- _INPUT RECORDS_
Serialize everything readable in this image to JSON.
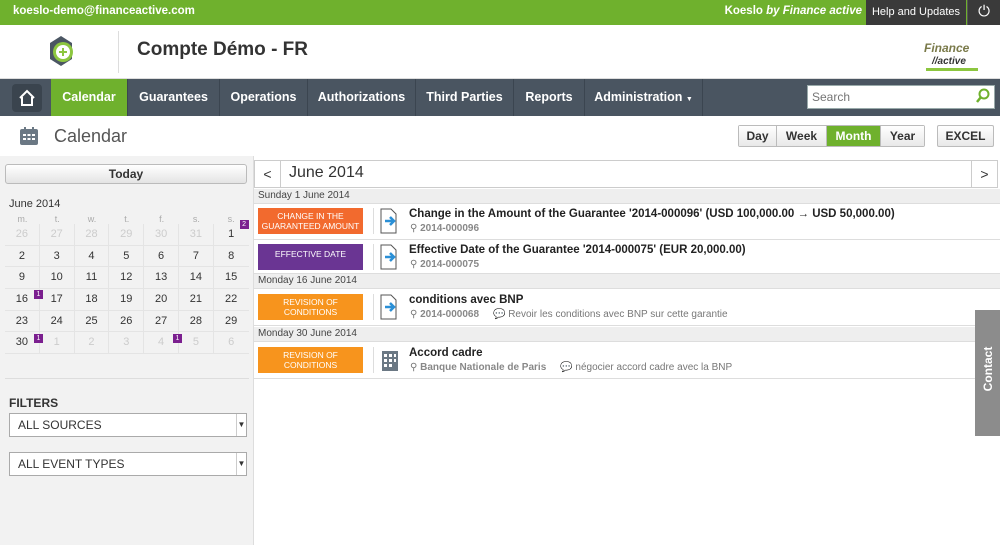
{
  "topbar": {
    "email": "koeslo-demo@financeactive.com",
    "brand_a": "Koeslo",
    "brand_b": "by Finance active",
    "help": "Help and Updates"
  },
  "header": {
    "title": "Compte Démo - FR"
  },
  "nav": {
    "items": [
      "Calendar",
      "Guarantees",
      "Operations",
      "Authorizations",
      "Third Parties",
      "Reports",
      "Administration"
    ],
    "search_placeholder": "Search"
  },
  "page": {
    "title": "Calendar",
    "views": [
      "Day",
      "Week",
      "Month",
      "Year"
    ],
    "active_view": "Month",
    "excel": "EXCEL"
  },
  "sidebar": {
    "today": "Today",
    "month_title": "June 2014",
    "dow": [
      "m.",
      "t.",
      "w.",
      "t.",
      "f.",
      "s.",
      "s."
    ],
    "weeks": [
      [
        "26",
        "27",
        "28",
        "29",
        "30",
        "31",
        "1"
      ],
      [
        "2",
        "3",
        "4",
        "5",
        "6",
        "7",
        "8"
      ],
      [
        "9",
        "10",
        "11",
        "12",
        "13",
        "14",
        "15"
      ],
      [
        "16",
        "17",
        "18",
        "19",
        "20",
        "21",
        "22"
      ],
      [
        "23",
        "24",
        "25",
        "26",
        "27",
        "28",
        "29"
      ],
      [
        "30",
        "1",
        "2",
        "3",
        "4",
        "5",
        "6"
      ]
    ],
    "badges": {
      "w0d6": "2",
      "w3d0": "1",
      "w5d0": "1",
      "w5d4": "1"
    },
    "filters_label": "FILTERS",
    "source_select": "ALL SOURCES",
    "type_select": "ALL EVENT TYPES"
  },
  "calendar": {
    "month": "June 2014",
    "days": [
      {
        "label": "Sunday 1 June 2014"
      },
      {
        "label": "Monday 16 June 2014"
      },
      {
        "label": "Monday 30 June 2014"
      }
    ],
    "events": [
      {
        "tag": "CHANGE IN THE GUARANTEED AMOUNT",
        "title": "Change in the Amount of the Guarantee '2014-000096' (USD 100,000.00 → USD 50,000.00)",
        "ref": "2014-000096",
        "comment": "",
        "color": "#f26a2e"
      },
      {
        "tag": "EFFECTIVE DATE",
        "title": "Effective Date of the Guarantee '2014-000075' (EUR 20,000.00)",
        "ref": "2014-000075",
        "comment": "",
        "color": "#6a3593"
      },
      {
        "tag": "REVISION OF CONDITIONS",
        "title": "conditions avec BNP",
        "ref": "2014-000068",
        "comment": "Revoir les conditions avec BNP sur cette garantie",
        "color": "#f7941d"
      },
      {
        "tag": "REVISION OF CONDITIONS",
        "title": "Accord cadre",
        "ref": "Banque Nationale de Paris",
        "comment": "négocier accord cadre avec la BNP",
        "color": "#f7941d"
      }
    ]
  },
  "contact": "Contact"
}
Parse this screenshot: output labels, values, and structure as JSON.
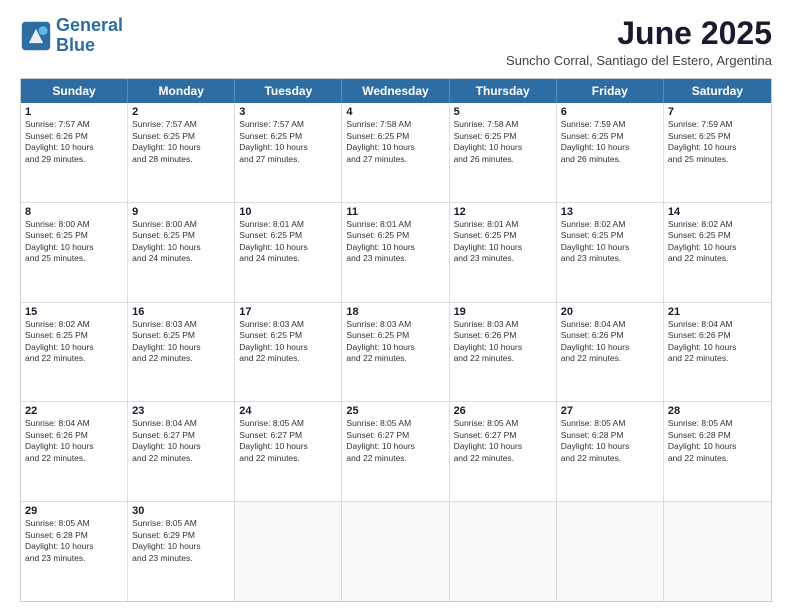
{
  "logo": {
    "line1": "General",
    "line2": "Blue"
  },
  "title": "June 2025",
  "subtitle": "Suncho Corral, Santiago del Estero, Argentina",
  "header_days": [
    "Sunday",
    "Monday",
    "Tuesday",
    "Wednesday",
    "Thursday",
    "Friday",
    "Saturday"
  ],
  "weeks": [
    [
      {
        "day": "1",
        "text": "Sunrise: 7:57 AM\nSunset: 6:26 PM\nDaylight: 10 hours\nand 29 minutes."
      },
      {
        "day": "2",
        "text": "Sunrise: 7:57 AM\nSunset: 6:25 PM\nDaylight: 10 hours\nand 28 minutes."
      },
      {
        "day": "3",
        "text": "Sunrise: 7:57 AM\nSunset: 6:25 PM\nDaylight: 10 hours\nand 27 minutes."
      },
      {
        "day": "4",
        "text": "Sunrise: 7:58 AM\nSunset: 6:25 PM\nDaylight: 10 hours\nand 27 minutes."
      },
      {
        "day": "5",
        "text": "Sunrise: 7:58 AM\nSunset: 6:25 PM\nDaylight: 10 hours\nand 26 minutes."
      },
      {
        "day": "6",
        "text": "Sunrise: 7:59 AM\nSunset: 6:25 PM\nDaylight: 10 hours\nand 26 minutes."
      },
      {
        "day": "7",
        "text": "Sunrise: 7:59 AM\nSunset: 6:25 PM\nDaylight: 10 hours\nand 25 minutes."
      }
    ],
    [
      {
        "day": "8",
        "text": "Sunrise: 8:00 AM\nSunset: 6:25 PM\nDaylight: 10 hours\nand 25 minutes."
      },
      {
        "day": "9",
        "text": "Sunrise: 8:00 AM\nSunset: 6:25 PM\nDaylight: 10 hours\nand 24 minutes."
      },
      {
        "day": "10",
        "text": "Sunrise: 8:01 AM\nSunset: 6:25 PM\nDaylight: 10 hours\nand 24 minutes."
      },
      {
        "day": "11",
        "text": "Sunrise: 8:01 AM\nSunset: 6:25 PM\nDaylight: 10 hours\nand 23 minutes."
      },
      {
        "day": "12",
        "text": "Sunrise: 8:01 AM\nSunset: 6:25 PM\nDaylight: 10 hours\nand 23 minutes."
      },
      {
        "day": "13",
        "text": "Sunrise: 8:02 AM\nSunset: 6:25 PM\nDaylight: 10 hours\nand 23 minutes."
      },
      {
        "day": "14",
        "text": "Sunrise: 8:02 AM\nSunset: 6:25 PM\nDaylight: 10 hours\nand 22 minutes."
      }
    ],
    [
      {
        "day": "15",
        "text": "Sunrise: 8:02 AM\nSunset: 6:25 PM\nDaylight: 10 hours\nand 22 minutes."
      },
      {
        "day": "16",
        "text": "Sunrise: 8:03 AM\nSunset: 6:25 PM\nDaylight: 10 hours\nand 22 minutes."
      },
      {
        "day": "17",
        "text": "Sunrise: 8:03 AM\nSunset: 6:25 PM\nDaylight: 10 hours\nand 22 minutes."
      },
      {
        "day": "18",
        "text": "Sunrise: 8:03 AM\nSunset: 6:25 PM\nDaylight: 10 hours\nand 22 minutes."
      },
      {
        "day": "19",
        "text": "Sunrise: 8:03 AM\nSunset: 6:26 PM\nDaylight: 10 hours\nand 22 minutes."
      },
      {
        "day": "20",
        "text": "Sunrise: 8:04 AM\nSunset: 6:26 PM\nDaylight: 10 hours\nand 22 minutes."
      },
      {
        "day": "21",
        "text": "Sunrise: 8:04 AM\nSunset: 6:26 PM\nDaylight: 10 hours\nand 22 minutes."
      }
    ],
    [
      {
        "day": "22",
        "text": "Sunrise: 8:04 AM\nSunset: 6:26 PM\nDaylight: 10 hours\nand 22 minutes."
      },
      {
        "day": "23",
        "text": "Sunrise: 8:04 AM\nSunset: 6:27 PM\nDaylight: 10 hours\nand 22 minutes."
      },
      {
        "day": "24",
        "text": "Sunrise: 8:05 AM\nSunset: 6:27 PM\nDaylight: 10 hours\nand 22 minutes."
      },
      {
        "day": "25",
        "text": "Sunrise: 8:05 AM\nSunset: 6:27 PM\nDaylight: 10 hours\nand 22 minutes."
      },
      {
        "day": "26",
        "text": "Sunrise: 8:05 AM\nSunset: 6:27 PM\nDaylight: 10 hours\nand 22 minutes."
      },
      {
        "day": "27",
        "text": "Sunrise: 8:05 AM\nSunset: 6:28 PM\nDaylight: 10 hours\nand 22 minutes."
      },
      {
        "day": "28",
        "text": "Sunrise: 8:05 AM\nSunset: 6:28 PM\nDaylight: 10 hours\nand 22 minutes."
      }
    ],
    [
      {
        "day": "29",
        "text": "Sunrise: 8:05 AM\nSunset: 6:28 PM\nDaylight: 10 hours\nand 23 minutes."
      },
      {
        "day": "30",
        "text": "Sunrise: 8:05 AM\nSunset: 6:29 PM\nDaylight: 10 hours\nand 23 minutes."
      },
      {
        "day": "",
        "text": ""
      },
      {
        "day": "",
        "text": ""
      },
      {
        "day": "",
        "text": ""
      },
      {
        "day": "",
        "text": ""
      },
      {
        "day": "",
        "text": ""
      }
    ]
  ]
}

- _TASK TO CARRY OUT_
Go through the records and show every line with the string "this" in it.

- _RESULT BELOW_
Serialize everything readable in this image to JSON.
Parse this screenshot: output labels, values, and structure as JSON.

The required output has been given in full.